GIVEN PROBLEM: Find the lines holding the word "this" and collect them.

-- START RECORDS PROVIDED --

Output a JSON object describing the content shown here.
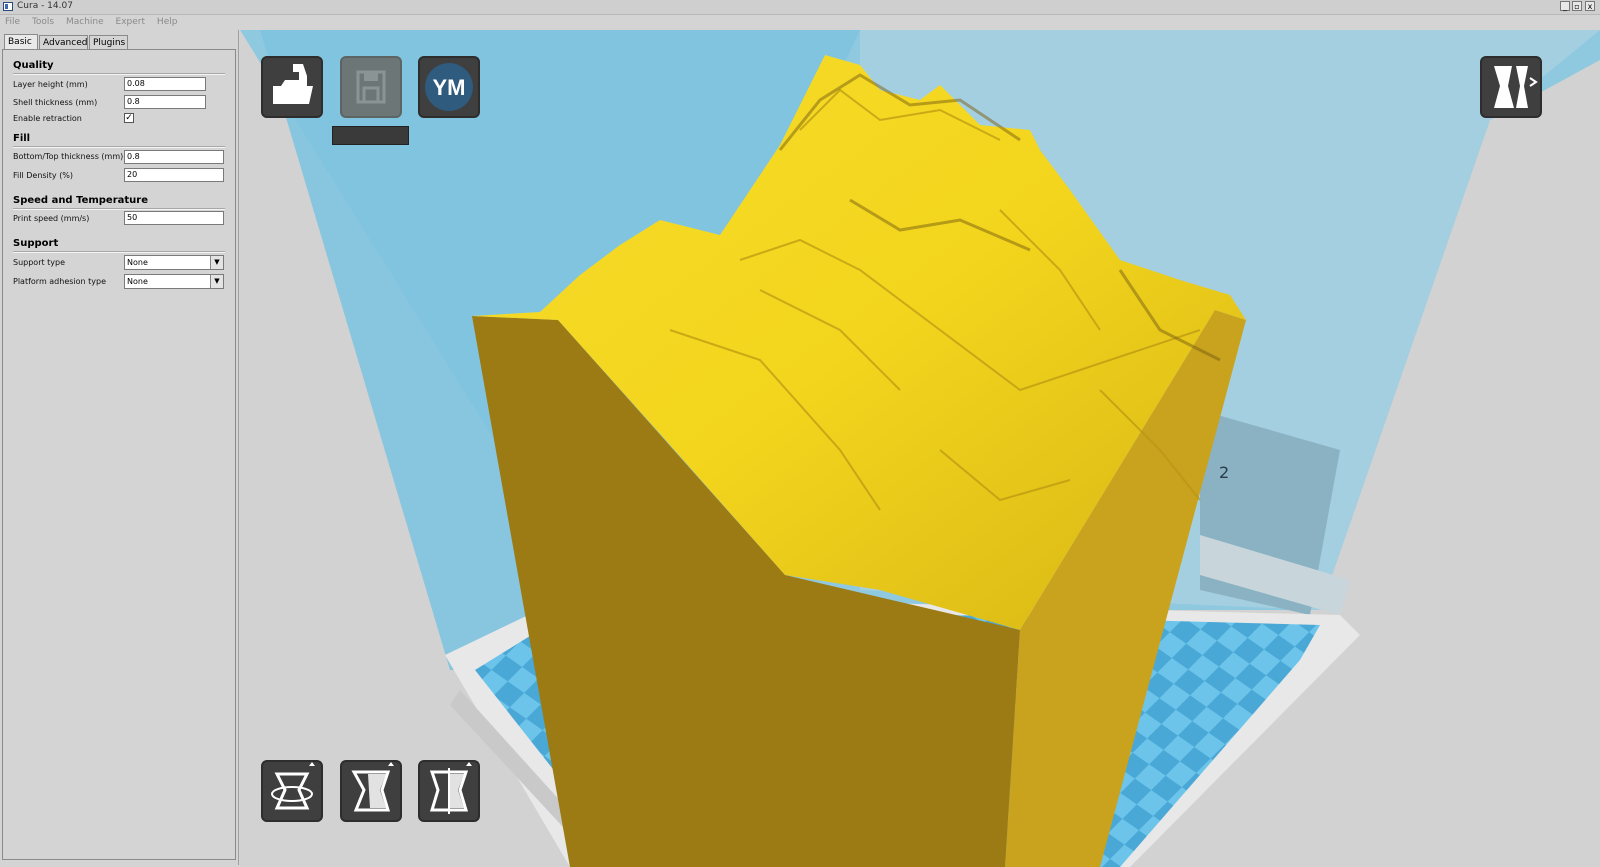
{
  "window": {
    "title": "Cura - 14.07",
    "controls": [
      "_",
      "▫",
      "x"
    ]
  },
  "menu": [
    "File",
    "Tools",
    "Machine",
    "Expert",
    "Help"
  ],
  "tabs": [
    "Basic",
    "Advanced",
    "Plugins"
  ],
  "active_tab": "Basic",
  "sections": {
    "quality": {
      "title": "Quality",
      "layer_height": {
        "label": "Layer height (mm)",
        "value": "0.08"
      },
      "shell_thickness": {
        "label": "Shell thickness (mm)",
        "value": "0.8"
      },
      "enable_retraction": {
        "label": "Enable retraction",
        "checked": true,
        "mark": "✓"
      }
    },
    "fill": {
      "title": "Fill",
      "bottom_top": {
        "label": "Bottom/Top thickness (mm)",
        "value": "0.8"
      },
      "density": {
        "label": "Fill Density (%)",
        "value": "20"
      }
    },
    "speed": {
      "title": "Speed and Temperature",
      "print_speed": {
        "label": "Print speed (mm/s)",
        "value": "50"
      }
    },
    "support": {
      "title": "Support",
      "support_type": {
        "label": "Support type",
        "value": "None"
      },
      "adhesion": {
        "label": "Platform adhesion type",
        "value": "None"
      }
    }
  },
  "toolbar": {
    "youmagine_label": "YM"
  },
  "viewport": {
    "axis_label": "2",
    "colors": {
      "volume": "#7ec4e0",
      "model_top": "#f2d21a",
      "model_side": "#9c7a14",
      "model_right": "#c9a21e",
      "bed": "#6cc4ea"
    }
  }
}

-- END RECORDS PROVIDED --
-- START RECORDS PROVIDED --

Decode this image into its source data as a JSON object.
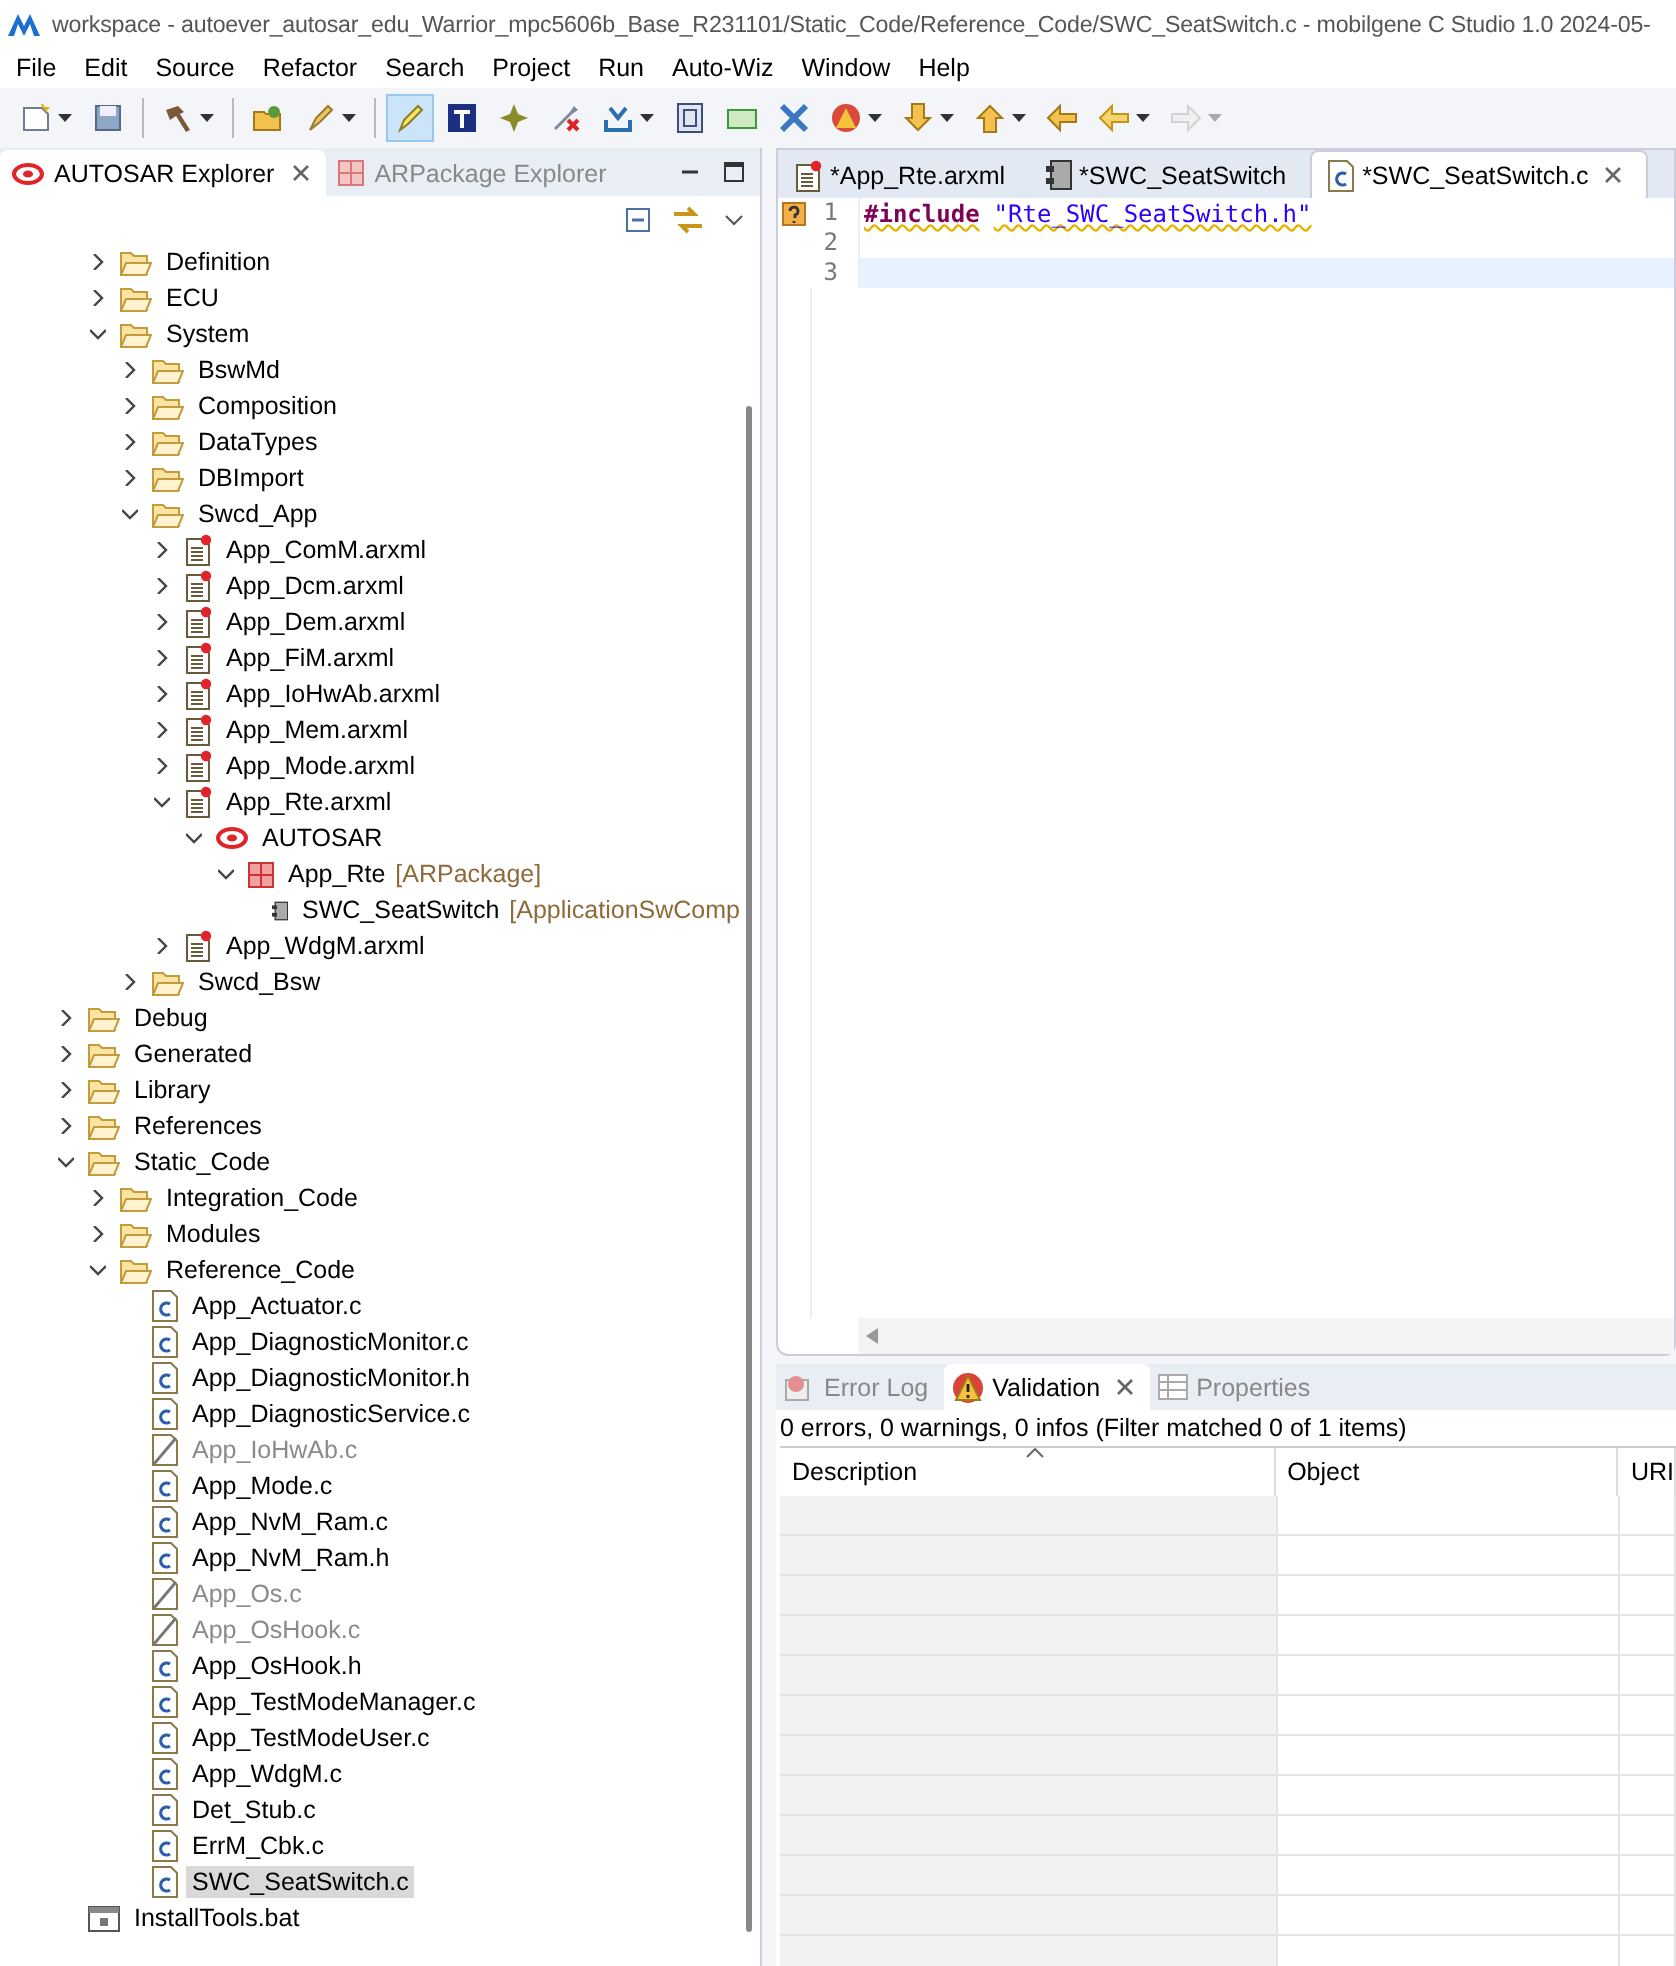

-- END RECORDS PROVIDED --
-- START RECORDS PROVIDED --

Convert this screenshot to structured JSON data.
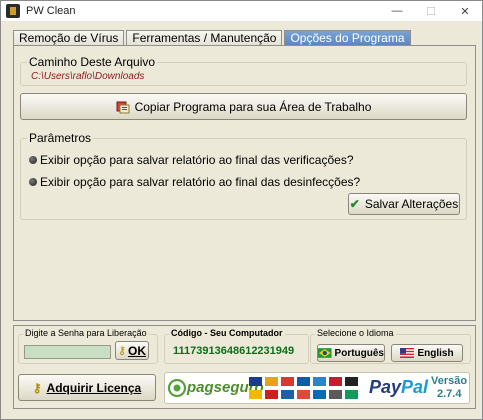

-- END RECORDS PROVIDED --

SOLUTION TO THE EXERCISE:
Decode this image into its source data as a JSON object.
Convert this screenshot to structured JSON data.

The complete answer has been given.